Reply only with how many lines contain the word "from".

==========

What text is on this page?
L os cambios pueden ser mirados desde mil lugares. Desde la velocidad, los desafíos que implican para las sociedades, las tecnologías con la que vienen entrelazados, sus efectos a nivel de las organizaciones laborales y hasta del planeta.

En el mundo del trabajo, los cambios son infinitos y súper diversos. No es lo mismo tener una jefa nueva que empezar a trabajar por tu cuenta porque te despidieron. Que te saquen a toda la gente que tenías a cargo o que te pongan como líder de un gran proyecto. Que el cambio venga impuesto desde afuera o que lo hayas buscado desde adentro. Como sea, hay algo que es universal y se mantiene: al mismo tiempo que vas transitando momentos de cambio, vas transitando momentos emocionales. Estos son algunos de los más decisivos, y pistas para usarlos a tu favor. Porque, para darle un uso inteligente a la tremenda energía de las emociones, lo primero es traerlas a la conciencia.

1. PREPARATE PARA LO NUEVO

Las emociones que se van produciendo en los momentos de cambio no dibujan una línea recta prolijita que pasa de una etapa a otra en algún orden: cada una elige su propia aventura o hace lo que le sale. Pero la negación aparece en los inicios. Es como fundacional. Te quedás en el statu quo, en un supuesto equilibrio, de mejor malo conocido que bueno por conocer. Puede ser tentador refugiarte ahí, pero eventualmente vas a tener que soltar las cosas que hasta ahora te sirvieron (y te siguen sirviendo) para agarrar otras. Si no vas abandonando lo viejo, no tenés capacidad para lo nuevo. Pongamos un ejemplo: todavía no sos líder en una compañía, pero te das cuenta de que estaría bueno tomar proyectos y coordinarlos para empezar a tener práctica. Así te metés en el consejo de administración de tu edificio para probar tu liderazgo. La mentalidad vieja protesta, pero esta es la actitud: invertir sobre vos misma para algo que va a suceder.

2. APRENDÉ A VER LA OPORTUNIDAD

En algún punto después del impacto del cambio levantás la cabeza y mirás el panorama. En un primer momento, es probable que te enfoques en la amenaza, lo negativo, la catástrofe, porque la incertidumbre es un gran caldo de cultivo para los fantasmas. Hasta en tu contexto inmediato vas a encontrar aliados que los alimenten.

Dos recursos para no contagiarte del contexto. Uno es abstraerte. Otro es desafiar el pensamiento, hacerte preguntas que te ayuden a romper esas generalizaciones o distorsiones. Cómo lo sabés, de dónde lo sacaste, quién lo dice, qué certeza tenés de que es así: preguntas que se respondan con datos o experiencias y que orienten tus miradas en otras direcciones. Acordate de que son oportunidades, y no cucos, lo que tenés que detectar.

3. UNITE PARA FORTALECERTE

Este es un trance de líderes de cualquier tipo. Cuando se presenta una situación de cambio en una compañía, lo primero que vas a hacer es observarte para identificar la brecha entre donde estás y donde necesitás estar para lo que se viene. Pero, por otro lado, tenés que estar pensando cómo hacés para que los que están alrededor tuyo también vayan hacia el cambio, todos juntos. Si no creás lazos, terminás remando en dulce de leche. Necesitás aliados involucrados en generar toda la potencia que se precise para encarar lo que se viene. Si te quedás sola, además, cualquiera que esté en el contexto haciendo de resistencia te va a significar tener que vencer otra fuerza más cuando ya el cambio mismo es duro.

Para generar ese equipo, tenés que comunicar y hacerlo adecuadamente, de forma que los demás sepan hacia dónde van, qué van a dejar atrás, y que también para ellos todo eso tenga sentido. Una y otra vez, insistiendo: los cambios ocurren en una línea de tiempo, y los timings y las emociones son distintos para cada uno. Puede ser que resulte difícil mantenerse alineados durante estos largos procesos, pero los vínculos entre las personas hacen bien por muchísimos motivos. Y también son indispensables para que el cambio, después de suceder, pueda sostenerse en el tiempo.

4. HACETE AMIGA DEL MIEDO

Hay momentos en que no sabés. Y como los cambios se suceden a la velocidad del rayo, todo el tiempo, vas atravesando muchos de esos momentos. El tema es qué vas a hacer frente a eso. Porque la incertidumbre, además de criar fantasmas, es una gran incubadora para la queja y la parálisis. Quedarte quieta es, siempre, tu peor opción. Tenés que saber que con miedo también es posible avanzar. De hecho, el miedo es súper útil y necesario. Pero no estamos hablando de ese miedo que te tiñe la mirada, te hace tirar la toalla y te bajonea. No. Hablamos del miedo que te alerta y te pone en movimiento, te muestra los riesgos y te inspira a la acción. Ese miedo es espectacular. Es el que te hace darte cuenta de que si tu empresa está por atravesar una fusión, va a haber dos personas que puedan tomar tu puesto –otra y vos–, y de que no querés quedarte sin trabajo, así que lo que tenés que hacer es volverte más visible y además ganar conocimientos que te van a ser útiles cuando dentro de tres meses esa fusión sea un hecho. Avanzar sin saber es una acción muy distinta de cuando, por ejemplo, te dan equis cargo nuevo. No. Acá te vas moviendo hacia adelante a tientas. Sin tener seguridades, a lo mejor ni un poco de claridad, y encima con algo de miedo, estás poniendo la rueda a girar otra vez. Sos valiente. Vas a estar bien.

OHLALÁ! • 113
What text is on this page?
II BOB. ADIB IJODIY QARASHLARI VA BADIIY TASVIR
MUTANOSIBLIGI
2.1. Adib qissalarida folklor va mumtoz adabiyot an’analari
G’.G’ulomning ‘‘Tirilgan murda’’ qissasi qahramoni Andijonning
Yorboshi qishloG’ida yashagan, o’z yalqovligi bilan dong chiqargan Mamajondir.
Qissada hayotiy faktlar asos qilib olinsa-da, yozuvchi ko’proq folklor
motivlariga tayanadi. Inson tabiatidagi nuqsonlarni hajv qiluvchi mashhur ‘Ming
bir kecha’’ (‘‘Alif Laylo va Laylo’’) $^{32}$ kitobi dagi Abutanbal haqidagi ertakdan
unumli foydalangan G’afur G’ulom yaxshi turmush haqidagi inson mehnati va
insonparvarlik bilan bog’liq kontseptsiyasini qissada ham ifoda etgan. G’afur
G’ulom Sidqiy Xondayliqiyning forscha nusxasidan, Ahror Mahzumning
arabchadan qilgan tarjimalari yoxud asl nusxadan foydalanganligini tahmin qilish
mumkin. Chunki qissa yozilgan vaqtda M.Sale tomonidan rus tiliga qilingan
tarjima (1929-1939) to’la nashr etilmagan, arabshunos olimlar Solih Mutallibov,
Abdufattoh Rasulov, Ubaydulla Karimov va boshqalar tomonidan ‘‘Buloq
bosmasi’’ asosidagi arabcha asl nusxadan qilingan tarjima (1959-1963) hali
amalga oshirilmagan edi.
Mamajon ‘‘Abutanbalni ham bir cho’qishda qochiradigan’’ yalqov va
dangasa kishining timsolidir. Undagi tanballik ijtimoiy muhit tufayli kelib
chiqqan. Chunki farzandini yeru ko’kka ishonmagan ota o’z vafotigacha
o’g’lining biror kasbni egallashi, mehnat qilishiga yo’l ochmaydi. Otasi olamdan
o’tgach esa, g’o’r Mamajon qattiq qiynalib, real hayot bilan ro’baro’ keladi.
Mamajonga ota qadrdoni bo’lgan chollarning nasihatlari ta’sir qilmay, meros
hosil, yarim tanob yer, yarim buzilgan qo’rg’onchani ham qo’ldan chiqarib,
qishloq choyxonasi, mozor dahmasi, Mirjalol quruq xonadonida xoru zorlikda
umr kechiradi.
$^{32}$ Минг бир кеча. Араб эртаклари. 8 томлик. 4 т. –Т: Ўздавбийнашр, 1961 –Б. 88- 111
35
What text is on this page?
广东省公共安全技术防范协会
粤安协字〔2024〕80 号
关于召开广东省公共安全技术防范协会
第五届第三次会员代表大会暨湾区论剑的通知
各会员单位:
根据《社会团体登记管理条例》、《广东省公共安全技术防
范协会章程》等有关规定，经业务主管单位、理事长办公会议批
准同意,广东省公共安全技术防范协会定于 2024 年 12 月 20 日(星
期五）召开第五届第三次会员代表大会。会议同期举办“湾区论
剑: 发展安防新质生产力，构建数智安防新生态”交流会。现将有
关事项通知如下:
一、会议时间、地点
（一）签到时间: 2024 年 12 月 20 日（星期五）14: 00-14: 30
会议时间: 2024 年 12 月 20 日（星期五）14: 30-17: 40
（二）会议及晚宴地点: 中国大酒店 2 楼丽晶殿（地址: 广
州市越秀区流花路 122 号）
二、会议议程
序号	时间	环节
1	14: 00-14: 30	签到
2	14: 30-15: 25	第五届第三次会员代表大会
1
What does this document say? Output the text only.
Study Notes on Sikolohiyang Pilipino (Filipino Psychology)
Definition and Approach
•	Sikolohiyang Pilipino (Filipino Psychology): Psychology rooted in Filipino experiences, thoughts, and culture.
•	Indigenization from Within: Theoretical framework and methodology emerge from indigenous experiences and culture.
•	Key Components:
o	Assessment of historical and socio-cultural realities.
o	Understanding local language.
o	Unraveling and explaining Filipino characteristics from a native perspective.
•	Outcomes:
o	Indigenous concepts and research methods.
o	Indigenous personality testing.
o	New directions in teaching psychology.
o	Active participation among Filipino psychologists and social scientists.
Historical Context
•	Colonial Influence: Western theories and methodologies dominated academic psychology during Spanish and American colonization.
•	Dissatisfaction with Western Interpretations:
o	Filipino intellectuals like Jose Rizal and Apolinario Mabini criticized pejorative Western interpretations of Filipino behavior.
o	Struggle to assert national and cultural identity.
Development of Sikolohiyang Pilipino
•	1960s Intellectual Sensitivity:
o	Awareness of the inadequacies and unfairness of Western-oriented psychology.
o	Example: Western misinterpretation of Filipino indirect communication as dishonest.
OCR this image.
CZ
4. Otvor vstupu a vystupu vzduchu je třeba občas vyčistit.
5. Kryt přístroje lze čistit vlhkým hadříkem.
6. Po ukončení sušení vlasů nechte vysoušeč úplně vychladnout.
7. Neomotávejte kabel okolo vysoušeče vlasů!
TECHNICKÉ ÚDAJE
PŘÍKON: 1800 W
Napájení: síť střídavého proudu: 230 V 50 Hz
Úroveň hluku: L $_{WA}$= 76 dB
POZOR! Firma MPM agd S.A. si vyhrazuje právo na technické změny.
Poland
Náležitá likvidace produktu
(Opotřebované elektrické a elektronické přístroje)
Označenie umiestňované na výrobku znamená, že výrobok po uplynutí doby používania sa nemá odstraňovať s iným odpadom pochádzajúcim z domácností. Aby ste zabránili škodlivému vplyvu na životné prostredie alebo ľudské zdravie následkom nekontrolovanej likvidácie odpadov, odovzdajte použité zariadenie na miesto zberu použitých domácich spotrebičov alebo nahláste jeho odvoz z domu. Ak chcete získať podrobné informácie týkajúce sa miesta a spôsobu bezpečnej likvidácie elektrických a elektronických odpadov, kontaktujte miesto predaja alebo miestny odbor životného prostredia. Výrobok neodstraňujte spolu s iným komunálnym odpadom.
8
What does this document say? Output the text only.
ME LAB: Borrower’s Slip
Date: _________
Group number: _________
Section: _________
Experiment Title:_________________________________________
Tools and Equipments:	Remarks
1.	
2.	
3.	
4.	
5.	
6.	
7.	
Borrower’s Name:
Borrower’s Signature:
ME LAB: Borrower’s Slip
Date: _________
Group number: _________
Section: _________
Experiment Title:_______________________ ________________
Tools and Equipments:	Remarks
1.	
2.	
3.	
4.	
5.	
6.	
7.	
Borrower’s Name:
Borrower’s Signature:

==========

COMPLETE OUTPUT: 2